TASK: Pull out each line of the data that includes the word "JSON".

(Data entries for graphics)
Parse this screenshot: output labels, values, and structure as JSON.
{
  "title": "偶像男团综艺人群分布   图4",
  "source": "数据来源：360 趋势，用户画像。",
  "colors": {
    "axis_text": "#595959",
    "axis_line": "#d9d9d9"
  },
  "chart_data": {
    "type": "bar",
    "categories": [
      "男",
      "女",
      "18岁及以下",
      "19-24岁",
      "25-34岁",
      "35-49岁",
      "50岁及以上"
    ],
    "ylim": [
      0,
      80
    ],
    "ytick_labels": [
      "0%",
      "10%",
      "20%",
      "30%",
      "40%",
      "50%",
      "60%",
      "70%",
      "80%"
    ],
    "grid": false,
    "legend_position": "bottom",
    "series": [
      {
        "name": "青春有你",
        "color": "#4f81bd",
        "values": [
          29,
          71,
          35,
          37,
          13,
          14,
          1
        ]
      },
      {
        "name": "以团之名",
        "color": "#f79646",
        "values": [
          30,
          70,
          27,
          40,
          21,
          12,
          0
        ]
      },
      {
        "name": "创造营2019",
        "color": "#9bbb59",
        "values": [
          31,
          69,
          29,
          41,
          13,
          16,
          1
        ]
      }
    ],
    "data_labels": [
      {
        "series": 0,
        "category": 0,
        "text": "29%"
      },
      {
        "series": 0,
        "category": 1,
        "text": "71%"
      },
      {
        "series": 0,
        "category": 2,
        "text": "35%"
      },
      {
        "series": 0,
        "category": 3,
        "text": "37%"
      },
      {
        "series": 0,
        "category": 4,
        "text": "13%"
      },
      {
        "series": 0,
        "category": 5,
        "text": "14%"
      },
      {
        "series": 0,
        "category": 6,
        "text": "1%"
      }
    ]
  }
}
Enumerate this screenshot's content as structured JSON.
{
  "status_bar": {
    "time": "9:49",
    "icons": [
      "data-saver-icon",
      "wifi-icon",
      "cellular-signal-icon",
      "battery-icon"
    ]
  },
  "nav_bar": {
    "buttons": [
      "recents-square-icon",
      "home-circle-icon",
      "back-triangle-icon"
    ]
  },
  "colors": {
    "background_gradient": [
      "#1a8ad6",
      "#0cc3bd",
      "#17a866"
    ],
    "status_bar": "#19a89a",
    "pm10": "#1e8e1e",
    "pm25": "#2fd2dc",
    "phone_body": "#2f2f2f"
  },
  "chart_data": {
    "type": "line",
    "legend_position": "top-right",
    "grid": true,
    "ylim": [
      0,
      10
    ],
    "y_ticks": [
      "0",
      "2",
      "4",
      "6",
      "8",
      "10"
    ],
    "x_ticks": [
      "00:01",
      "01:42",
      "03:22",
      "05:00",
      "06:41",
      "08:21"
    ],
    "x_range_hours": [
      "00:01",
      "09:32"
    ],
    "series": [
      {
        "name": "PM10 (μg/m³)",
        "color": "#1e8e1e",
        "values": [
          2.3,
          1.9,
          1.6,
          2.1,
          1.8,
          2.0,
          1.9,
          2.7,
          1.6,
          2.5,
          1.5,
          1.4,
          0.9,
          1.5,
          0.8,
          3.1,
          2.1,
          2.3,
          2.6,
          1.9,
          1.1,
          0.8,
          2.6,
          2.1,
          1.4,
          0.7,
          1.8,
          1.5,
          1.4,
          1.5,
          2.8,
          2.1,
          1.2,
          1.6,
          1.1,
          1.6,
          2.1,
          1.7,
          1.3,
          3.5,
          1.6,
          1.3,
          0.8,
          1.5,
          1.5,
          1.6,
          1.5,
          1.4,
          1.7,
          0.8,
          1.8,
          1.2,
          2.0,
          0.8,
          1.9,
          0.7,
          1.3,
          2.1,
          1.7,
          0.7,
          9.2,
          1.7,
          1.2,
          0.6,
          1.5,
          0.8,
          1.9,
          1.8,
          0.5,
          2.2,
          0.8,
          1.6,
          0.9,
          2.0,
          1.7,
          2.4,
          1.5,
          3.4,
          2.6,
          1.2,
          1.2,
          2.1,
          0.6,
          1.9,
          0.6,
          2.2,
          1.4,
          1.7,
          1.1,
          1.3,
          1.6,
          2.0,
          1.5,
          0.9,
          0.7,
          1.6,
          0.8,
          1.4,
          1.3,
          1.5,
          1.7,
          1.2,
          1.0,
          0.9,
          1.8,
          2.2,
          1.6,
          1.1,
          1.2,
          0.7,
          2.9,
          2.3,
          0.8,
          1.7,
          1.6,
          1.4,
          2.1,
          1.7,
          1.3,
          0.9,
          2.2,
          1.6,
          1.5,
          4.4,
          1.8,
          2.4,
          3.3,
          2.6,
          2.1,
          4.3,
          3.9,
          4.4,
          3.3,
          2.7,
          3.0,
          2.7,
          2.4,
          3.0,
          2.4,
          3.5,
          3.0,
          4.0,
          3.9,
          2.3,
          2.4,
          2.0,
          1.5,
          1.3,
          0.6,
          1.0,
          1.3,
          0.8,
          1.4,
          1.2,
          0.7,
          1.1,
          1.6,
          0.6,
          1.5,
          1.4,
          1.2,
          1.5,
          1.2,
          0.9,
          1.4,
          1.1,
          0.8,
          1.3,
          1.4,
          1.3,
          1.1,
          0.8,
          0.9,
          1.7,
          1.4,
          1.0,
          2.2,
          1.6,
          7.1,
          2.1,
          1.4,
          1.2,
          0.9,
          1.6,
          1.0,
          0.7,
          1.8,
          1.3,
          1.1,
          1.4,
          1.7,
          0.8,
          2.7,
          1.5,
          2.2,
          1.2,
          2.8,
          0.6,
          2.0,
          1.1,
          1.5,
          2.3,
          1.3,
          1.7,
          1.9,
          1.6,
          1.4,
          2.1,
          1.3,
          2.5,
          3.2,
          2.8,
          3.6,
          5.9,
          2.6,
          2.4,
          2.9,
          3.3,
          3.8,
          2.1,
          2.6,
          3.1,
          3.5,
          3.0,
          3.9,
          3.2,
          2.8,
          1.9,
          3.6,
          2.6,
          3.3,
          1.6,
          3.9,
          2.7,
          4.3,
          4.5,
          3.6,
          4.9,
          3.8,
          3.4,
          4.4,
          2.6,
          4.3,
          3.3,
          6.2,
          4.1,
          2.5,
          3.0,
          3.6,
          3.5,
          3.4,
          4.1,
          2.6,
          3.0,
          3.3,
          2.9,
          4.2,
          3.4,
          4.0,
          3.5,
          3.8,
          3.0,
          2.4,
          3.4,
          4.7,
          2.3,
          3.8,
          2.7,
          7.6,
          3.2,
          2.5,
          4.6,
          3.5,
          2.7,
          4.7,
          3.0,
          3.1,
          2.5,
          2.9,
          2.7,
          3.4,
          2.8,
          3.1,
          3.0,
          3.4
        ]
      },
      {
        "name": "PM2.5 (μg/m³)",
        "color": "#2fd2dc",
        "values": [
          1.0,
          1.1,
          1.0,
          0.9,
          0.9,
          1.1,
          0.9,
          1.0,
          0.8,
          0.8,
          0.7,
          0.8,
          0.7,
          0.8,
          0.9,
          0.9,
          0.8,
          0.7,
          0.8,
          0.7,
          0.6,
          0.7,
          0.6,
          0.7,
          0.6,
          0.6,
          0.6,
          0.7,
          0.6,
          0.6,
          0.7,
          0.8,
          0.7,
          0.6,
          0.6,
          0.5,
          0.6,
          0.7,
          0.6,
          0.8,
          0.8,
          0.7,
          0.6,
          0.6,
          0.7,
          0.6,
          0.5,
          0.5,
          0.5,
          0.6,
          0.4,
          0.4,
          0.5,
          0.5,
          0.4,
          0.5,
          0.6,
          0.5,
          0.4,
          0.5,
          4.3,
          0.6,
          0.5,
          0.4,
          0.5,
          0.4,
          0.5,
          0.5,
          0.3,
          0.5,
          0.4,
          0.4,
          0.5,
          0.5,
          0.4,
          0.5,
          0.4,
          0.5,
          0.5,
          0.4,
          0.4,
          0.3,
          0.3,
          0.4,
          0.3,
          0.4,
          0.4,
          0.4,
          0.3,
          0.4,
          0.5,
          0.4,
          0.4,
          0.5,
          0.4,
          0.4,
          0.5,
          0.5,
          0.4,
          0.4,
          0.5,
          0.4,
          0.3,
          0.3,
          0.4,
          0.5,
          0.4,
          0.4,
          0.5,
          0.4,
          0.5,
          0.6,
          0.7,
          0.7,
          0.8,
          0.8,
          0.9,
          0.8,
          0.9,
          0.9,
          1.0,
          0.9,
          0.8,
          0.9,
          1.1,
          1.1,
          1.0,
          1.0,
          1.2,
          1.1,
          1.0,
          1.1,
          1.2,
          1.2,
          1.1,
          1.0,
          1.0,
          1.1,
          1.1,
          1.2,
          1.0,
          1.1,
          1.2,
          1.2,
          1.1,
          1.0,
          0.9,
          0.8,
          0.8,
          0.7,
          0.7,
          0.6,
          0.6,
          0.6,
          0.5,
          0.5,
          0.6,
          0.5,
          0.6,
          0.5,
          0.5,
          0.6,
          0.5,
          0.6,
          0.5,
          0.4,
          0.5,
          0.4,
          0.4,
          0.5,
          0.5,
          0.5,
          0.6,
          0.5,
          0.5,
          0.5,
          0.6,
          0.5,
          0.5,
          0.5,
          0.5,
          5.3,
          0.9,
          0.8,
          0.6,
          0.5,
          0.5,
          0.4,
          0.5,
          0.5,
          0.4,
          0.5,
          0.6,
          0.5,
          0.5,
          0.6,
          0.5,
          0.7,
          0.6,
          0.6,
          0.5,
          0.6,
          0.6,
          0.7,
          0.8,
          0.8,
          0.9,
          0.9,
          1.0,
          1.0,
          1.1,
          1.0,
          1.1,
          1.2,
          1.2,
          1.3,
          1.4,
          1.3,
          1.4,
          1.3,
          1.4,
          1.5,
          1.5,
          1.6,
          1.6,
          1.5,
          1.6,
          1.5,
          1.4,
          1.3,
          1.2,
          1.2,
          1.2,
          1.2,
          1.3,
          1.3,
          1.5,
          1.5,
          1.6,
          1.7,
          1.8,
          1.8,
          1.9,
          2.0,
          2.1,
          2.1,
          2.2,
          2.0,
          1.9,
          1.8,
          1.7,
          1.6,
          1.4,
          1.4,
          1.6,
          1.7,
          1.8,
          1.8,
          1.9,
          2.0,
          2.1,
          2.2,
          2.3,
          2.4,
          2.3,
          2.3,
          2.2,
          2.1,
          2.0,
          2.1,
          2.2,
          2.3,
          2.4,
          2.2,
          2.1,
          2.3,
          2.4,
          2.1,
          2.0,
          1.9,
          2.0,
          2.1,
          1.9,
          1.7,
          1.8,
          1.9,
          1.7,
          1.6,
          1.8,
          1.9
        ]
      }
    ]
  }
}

FULL RESPONSE:
Parse this screenshot: output labels, values, and structure as JSON.
Enumerate this screenshot's content as structured JSON.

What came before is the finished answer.